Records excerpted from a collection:
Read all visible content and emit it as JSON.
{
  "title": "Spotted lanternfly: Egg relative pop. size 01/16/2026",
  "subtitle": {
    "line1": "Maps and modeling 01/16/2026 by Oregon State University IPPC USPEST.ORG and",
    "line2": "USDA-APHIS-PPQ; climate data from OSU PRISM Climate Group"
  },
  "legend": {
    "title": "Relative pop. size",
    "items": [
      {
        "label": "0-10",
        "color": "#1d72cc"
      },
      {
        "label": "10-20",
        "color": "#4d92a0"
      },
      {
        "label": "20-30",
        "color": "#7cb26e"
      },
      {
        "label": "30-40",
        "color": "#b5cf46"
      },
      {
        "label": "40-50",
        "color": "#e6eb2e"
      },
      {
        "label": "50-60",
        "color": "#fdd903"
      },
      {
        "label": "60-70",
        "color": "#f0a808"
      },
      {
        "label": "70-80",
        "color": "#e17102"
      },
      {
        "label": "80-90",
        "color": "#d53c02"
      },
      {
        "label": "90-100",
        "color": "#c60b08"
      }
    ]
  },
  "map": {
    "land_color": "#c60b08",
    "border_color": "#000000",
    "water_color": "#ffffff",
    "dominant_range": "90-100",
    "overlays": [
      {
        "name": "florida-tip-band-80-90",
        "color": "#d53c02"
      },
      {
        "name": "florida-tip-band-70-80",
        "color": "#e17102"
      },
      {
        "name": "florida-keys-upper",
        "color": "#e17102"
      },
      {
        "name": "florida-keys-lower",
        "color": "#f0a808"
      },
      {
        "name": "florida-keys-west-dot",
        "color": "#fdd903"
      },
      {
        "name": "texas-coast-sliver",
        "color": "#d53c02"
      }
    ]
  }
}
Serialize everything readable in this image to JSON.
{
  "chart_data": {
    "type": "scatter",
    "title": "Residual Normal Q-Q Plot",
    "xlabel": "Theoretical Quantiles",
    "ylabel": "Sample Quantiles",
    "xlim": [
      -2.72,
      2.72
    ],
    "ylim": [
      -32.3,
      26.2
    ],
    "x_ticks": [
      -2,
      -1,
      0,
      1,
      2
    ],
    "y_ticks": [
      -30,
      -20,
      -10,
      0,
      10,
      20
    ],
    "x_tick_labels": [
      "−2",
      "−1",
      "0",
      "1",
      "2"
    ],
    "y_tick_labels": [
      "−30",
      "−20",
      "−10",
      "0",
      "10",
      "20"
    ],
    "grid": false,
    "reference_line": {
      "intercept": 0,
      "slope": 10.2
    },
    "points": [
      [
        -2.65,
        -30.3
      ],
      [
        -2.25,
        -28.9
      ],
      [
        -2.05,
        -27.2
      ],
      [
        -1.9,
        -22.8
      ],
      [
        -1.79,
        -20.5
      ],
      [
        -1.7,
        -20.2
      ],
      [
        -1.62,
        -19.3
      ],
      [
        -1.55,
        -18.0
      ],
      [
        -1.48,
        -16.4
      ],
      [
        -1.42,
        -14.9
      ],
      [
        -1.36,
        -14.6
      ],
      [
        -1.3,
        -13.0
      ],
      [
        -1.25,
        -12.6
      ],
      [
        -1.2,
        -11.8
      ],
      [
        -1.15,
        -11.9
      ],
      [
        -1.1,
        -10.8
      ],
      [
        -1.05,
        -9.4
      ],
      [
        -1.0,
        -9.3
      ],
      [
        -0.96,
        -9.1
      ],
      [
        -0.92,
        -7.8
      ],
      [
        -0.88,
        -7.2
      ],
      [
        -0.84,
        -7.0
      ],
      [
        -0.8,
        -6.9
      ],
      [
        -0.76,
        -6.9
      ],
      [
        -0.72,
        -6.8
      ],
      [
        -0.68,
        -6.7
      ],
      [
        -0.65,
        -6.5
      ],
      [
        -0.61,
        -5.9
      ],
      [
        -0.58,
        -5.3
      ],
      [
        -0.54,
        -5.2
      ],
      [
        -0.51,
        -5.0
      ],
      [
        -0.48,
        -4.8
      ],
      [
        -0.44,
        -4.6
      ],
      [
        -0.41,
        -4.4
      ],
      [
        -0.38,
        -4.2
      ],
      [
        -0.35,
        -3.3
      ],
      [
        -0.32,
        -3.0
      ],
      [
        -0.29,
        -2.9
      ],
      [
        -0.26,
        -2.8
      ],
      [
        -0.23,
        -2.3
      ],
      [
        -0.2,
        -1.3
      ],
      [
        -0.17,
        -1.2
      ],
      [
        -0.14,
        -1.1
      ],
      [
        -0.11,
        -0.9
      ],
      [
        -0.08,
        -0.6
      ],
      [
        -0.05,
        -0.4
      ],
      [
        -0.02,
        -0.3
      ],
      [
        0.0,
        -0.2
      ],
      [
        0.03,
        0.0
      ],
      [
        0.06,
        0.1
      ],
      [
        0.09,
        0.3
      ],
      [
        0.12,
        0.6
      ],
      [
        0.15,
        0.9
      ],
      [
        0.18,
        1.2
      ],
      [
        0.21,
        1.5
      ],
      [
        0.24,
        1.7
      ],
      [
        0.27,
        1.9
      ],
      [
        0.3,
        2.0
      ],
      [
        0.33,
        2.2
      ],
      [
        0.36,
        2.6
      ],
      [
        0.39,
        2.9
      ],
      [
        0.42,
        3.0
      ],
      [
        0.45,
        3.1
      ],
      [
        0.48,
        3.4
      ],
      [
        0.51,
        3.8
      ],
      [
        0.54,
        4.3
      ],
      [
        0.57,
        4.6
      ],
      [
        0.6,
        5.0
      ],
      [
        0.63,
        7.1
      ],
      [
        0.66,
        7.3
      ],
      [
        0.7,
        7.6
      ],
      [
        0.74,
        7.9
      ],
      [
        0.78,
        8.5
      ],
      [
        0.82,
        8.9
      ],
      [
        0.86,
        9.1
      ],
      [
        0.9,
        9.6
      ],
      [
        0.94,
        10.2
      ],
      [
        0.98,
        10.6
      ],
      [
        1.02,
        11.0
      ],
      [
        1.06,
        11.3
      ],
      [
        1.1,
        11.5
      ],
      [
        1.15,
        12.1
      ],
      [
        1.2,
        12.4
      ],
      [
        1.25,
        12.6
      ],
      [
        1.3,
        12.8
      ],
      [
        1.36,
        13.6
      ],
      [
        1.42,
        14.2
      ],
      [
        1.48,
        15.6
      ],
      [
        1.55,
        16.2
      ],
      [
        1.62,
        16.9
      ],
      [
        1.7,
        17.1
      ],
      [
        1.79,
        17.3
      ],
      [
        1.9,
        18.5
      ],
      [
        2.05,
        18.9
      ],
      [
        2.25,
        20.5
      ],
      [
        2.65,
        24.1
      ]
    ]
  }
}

● Aim:
Output the full listing exactly as it stands.

● Answer to the exercise:
Read all visible content and emit it as JSON.
{
  "title": "Spotted lanternfly: Egg relative pop. size 01/16/2026",
  "subtitle": {
    "line1": "Maps and modeling 01/16/2026 by Oregon State University IPPC USPEST.ORG and",
    "line2": "USDA-APHIS-PPQ; climate data from OSU PRISM Climate Group"
  },
  "legend": {
    "title": "Relative pop. size",
    "items": [
      {
        "label": "0-10",
        "color": "#1d72cc"
      },
      {
        "label": "10-20",
        "color": "#4d92a0"
      },
      {
        "label": "20-30",
        "color": "#7cb26e"
      },
      {
        "label": "30-40",
        "color": "#b5cf46"
      },
      {
        "label": "40-50",
        "color": "#e6eb2e"
      },
      {
        "label": "50-60",
        "color": "#fdd903"
      },
      {
        "label": "60-70",
        "color": "#f0a808"
      },
      {
        "label": "70-80",
        "color": "#e17102"
      },
      {
        "label": "80-90",
        "color": "#d53c02"
      },
      {
        "label": "90-100",
        "color": "#c60b08"
      }
    ]
  },
  "map": {
    "land_color": "#c60b08",
    "border_color": "#000000",
    "water_color": "#ffffff",
    "dominant_range": "90-100",
    "overlays": [
      {
        "name": "florida-tip-band-80-90",
        "color": "#d53c02"
      },
      {
        "name": "florida-tip-band-70-80",
        "color": "#e17102"
      },
      {
        "name": "florida-keys-upper",
        "color": "#e17102"
      },
      {
        "name": "florida-keys-lower",
        "color": "#f0a808"
      },
      {
        "name": "florida-keys-west-dot",
        "color": "#fdd903"
      },
      {
        "name": "texas-coast-sliver",
        "color": "#d53c02"
      }
    ]
  }
}
Serialize everything readable in this image to JSON.
{
  "chart_data": {
    "type": "scatter",
    "title": "Residual Normal Q-Q Plot",
    "xlabel": "Theoretical Quantiles",
    "ylabel": "Sample Quantiles",
    "xlim": [
      -2.72,
      2.72
    ],
    "ylim": [
      -32.3,
      26.2
    ],
    "x_ticks": [
      -2,
      -1,
      0,
      1,
      2
    ],
    "y_ticks": [
      -30,
      -20,
      -10,
      0,
      10,
      20
    ],
    "x_tick_labels": [
      "−2",
      "−1",
      "0",
      "1",
      "2"
    ],
    "y_tick_labels": [
      "−30",
      "−20",
      "−10",
      "0",
      "10",
      "20"
    ],
    "grid": false,
    "reference_line": {
      "intercept": 0,
      "slope": 10.2
    },
    "points": [
      [
        -2.65,
        -30.3
      ],
      [
        -2.25,
        -28.9
      ],
      [
        -2.05,
        -27.2
      ],
      [
        -1.9,
        -22.8
      ],
      [
        -1.79,
        -20.5
      ],
      [
        -1.7,
        -20.2
      ],
      [
        -1.62,
        -19.3
      ],
      [
        -1.55,
        -18.0
      ],
      [
        -1.48,
        -16.4
      ],
      [
        -1.42,
        -14.9
      ],
      [
        -1.36,
        -14.6
      ],
      [
        -1.3,
        -13.0
      ],
      [
        -1.25,
        -12.6
      ],
      [
        -1.2,
        -11.8
      ],
      [
        -1.15,
        -11.9
      ],
      [
        -1.1,
        -10.8
      ],
      [
        -1.05,
        -9.4
      ],
      [
        -1.0,
        -9.3
      ],
      [
        -0.96,
        -9.1
      ],
      [
        -0.92,
        -7.8
      ],
      [
        -0.88,
        -7.2
      ],
      [
        -0.84,
        -7.0
      ],
      [
        -0.8,
        -6.9
      ],
      [
        -0.76,
        -6.9
      ],
      [
        -0.72,
        -6.8
      ],
      [
        -0.68,
        -6.7
      ],
      [
        -0.65,
        -6.5
      ],
      [
        -0.61,
        -5.9
      ],
      [
        -0.58,
        -5.3
      ],
      [
        -0.54,
        -5.2
      ],
      [
        -0.51,
        -5.0
      ],
      [
        -0.48,
        -4.8
      ],
      [
        -0.44,
        -4.6
      ],
      [
        -0.41,
        -4.4
      ],
      [
        -0.38,
        -4.2
      ],
      [
        -0.35,
        -3.3
      ],
      [
        -0.32,
        -3.0
      ],
      [
        -0.29,
        -2.9
      ],
      [
        -0.26,
        -2.8
      ],
      [
        -0.23,
        -2.3
      ],
      [
        -0.2,
        -1.3
      ],
      [
        -0.17,
        -1.2
      ],
      [
        -0.14,
        -1.1
      ],
      [
        -0.11,
        -0.9
      ],
      [
        -0.08,
        -0.6
      ],
      [
        -0.05,
        -0.4
      ],
      [
        -0.02,
        -0.3
      ],
      [
        0.0,
        -0.2
      ],
      [
        0.03,
        0.0
      ],
      [
        0.06,
        0.1
      ],
      [
        0.09,
        0.3
      ],
      [
        0.12,
        0.6
      ],
      [
        0.15,
        0.9
      ],
      [
        0.18,
        1.2
      ],
      [
        0.21,
        1.5
      ],
      [
        0.24,
        1.7
      ],
      [
        0.27,
        1.9
      ],
      [
        0.3,
        2.0
      ],
      [
        0.33,
        2.2
      ],
      [
        0.36,
        2.6
      ],
      [
        0.39,
        2.9
      ],
      [
        0.42,
        3.0
      ],
      [
        0.45,
        3.1
      ],
      [
        0.48,
        3.4
      ],
      [
        0.51,
        3.8
      ],
      [
        0.54,
        4.3
      ],
      [
        0.57,
        4.6
      ],
      [
        0.6,
        5.0
      ],
      [
        0.63,
        7.1
      ],
      [
        0.66,
        7.3
      ],
      [
        0.7,
        7.6
      ],
      [
        0.74,
        7.9
      ],
      [
        0.78,
        8.5
      ],
      [
        0.82,
        8.9
      ],
      [
        0.86,
        9.1
      ],
      [
        0.9,
        9.6
      ],
      [
        0.94,
        10.2
      ],
      [
        0.98,
        10.6
      ],
      [
        1.02,
        11.0
      ],
      [
        1.06,
        11.3
      ],
      [
        1.1,
        11.5
      ],
      [
        1.15,
        12.1
      ],
      [
        1.2,
        12.4
      ],
      [
        1.25,
        12.6
      ],
      [
        1.3,
        12.8
      ],
      [
        1.36,
        13.6
      ],
      [
        1.42,
        14.2
      ],
      [
        1.48,
        15.6
      ],
      [
        1.55,
        16.2
      ],
      [
        1.62,
        16.9
      ],
      [
        1.7,
        17.1
      ],
      [
        1.79,
        17.3
      ],
      [
        1.9,
        18.5
      ],
      [
        2.05,
        18.9
      ],
      [
        2.25,
        20.5
      ],
      [
        2.65,
        24.1
      ]
    ]
  }
}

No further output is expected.